### EXERCISE DATA
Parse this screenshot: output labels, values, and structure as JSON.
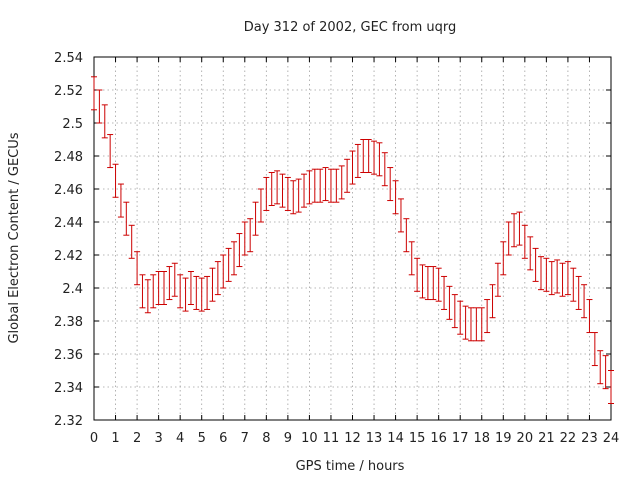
{
  "chart_data": {
    "type": "scatter",
    "title": "Day 312 of 2002, GEC from uqrg",
    "xlabel": "GPS time / hours",
    "ylabel": "Global Electron Content / GECUs",
    "xlim": [
      0,
      24
    ],
    "ylim": [
      2.32,
      2.54
    ],
    "xticks": [
      0,
      1,
      2,
      3,
      4,
      5,
      6,
      7,
      8,
      9,
      10,
      11,
      12,
      13,
      14,
      15,
      16,
      17,
      18,
      19,
      20,
      21,
      22,
      23,
      24
    ],
    "yticks": [
      2.32,
      2.34,
      2.36,
      2.38,
      2.4,
      2.42,
      2.44,
      2.46,
      2.48,
      2.5,
      2.52,
      2.54
    ],
    "ytick_labels": [
      "2.32",
      "2.34",
      "2.36",
      "2.38",
      "2.4",
      "2.42",
      "2.44",
      "2.46",
      "2.48",
      "2.5",
      "2.52",
      "2.54"
    ],
    "grid": true,
    "legend": "none",
    "series_color": "#cc0000",
    "error": 0.01,
    "points": [
      {
        "x": 0.0,
        "y": 2.518
      },
      {
        "x": 0.25,
        "y": 2.51
      },
      {
        "x": 0.5,
        "y": 2.501
      },
      {
        "x": 0.75,
        "y": 2.483
      },
      {
        "x": 1.0,
        "y": 2.465
      },
      {
        "x": 1.25,
        "y": 2.453
      },
      {
        "x": 1.5,
        "y": 2.442
      },
      {
        "x": 1.75,
        "y": 2.428
      },
      {
        "x": 2.0,
        "y": 2.412
      },
      {
        "x": 2.25,
        "y": 2.398
      },
      {
        "x": 2.5,
        "y": 2.395
      },
      {
        "x": 2.75,
        "y": 2.398
      },
      {
        "x": 3.0,
        "y": 2.4
      },
      {
        "x": 3.25,
        "y": 2.4
      },
      {
        "x": 3.5,
        "y": 2.403
      },
      {
        "x": 3.75,
        "y": 2.405
      },
      {
        "x": 4.0,
        "y": 2.398
      },
      {
        "x": 4.25,
        "y": 2.396
      },
      {
        "x": 4.5,
        "y": 2.4
      },
      {
        "x": 4.75,
        "y": 2.397
      },
      {
        "x": 5.0,
        "y": 2.396
      },
      {
        "x": 5.25,
        "y": 2.397
      },
      {
        "x": 5.5,
        "y": 2.402
      },
      {
        "x": 5.75,
        "y": 2.406
      },
      {
        "x": 6.0,
        "y": 2.41
      },
      {
        "x": 6.25,
        "y": 2.414
      },
      {
        "x": 6.5,
        "y": 2.418
      },
      {
        "x": 6.75,
        "y": 2.423
      },
      {
        "x": 7.0,
        "y": 2.43
      },
      {
        "x": 7.25,
        "y": 2.432
      },
      {
        "x": 7.5,
        "y": 2.442
      },
      {
        "x": 7.75,
        "y": 2.45
      },
      {
        "x": 8.0,
        "y": 2.457
      },
      {
        "x": 8.25,
        "y": 2.46
      },
      {
        "x": 8.5,
        "y": 2.461
      },
      {
        "x": 8.75,
        "y": 2.459
      },
      {
        "x": 9.0,
        "y": 2.457
      },
      {
        "x": 9.25,
        "y": 2.455
      },
      {
        "x": 9.5,
        "y": 2.456
      },
      {
        "x": 9.75,
        "y": 2.459
      },
      {
        "x": 10.0,
        "y": 2.461
      },
      {
        "x": 10.25,
        "y": 2.462
      },
      {
        "x": 10.5,
        "y": 2.462
      },
      {
        "x": 10.75,
        "y": 2.463
      },
      {
        "x": 11.0,
        "y": 2.462
      },
      {
        "x": 11.25,
        "y": 2.462
      },
      {
        "x": 11.5,
        "y": 2.464
      },
      {
        "x": 11.75,
        "y": 2.468
      },
      {
        "x": 12.0,
        "y": 2.473
      },
      {
        "x": 12.25,
        "y": 2.477
      },
      {
        "x": 12.5,
        "y": 2.48
      },
      {
        "x": 12.75,
        "y": 2.48
      },
      {
        "x": 13.0,
        "y": 2.479
      },
      {
        "x": 13.25,
        "y": 2.478
      },
      {
        "x": 13.5,
        "y": 2.472
      },
      {
        "x": 13.75,
        "y": 2.463
      },
      {
        "x": 14.0,
        "y": 2.455
      },
      {
        "x": 14.25,
        "y": 2.444
      },
      {
        "x": 14.5,
        "y": 2.432
      },
      {
        "x": 14.75,
        "y": 2.418
      },
      {
        "x": 15.0,
        "y": 2.408
      },
      {
        "x": 15.25,
        "y": 2.404
      },
      {
        "x": 15.5,
        "y": 2.403
      },
      {
        "x": 15.75,
        "y": 2.403
      },
      {
        "x": 16.0,
        "y": 2.402
      },
      {
        "x": 16.25,
        "y": 2.397
      },
      {
        "x": 16.5,
        "y": 2.391
      },
      {
        "x": 16.75,
        "y": 2.386
      },
      {
        "x": 17.0,
        "y": 2.382
      },
      {
        "x": 17.25,
        "y": 2.379
      },
      {
        "x": 17.5,
        "y": 2.378
      },
      {
        "x": 17.75,
        "y": 2.378
      },
      {
        "x": 18.0,
        "y": 2.378
      },
      {
        "x": 18.25,
        "y": 2.383
      },
      {
        "x": 18.5,
        "y": 2.392
      },
      {
        "x": 18.75,
        "y": 2.405
      },
      {
        "x": 19.0,
        "y": 2.418
      },
      {
        "x": 19.25,
        "y": 2.43
      },
      {
        "x": 19.5,
        "y": 2.435
      },
      {
        "x": 19.75,
        "y": 2.436
      },
      {
        "x": 20.0,
        "y": 2.428
      },
      {
        "x": 20.25,
        "y": 2.421
      },
      {
        "x": 20.5,
        "y": 2.414
      },
      {
        "x": 20.75,
        "y": 2.409
      },
      {
        "x": 21.0,
        "y": 2.408
      },
      {
        "x": 21.25,
        "y": 2.406
      },
      {
        "x": 21.5,
        "y": 2.407
      },
      {
        "x": 21.75,
        "y": 2.405
      },
      {
        "x": 22.0,
        "y": 2.406
      },
      {
        "x": 22.25,
        "y": 2.402
      },
      {
        "x": 22.5,
        "y": 2.397
      },
      {
        "x": 22.75,
        "y": 2.392
      },
      {
        "x": 23.0,
        "y": 2.383
      },
      {
        "x": 23.25,
        "y": 2.363
      },
      {
        "x": 23.5,
        "y": 2.352
      },
      {
        "x": 23.75,
        "y": 2.349
      },
      {
        "x": 24.0,
        "y": 2.34
      }
    ]
  }
}
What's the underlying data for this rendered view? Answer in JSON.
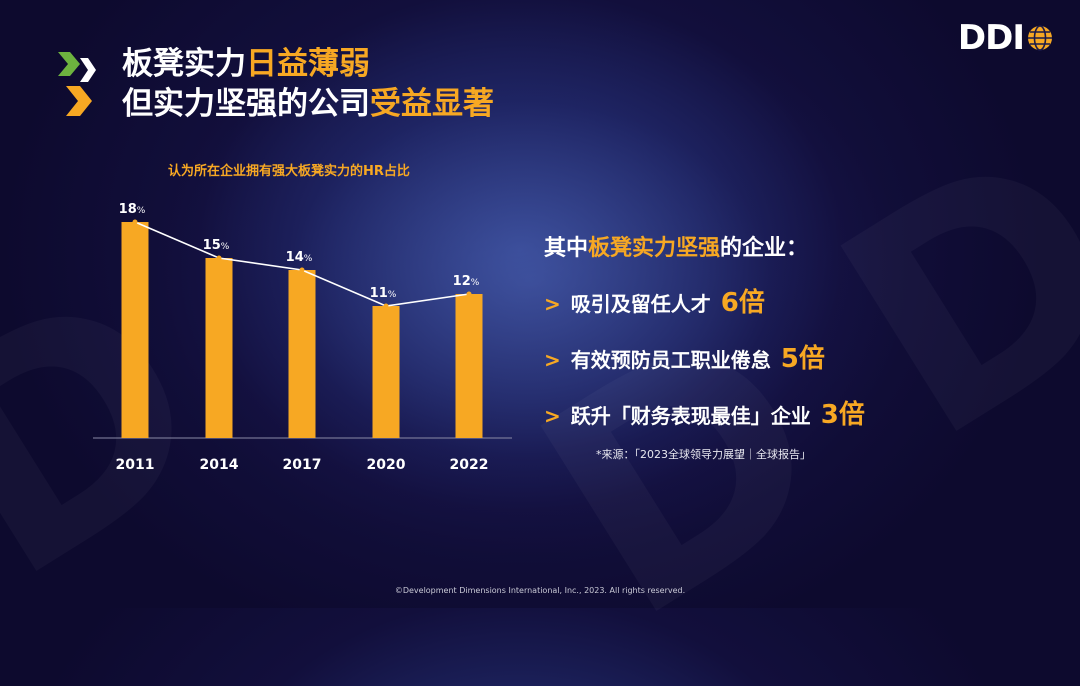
{
  "brand": {
    "logo_text": "DDI",
    "accent": "#f7a823",
    "green": "#6db33f"
  },
  "title": {
    "line1_plain": "板凳实力",
    "line1_highlight": "日益薄弱",
    "line2_plain": "但实力坚强的公司",
    "line2_highlight": "受益显著"
  },
  "chart_data": {
    "type": "bar",
    "title": "认为所在企业拥有强大板凳实力的HR占比",
    "categories": [
      "2011",
      "2014",
      "2017",
      "2020",
      "2022"
    ],
    "values": [
      18,
      15,
      14,
      11,
      12
    ],
    "value_labels": [
      "18",
      "15",
      "14",
      "11",
      "12"
    ],
    "unit": "%",
    "overlay_line": true,
    "ylim": [
      0,
      20
    ],
    "colors": {
      "bar": "#f7a823",
      "line": "#ffffff",
      "marker": "#f7a823"
    }
  },
  "benefits": {
    "heading_plain1": "其中",
    "heading_highlight": "板凳实力坚强",
    "heading_plain2": "的企业：",
    "chevron": ">",
    "items": [
      {
        "text": "吸引及留任人才",
        "multiplier": "6倍"
      },
      {
        "text": "有效预防员工职业倦怠",
        "multiplier": "5倍"
      },
      {
        "text": "跃升「财务表现最佳」企业",
        "multiplier": "3倍"
      }
    ],
    "source": "*来源：「2023全球领导力展望｜全球报告」"
  },
  "footer": {
    "copyright": "©Development Dimensions International, Inc., 2023. All rights reserved."
  }
}
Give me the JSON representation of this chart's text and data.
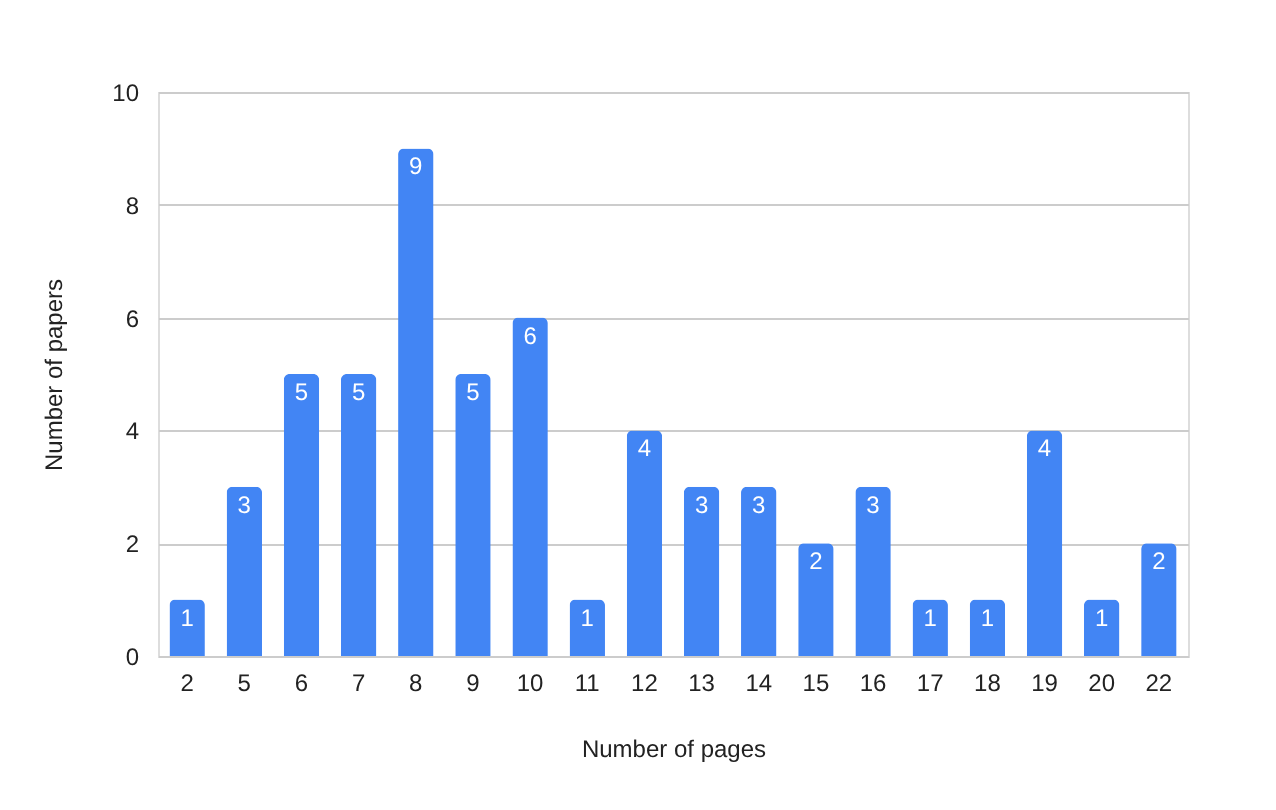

### WRITTEN INSTRUCTION
Take every line containing the word "this" and copy it.

### RESPONSE TO THE TASK
Parse this screenshot: output labels, values, and structure as JSON.
What's the underlying data for this rendered view? Answer in JSON.
Give me the JSON representation of this chart's text and data.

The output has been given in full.